- **What to do**
Make an exact copy of all the material below, apart from the pictures.

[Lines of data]

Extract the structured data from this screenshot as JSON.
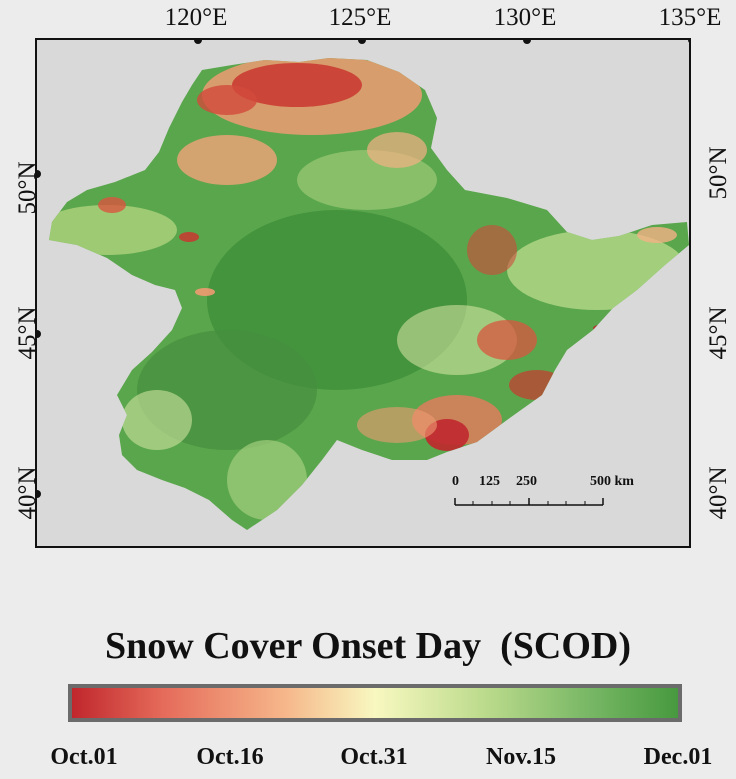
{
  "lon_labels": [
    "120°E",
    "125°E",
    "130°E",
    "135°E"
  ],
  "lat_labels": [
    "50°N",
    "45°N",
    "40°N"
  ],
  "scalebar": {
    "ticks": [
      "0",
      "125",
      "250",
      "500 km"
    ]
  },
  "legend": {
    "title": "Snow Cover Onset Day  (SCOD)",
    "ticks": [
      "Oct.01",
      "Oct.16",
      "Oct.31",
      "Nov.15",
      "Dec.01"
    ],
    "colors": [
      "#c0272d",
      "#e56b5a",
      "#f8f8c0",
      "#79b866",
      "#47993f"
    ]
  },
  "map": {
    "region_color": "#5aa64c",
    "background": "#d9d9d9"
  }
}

- **Completed exercise**
Extract the structured data from this screenshot as JSON.
{
  "lon_labels": [
    "120°E",
    "125°E",
    "130°E",
    "135°E"
  ],
  "lat_labels": [
    "50°N",
    "45°N",
    "40°N"
  ],
  "scalebar": {
    "ticks": [
      "0",
      "125",
      "250",
      "500 km"
    ]
  },
  "legend": {
    "title": "Snow Cover Onset Day  (SCOD)",
    "ticks": [
      "Oct.01",
      "Oct.16",
      "Oct.31",
      "Nov.15",
      "Dec.01"
    ],
    "colors": [
      "#c0272d",
      "#e56b5a",
      "#f8f8c0",
      "#79b866",
      "#47993f"
    ]
  },
  "map": {
    "region_color": "#5aa64c",
    "background": "#d9d9d9"
  }
}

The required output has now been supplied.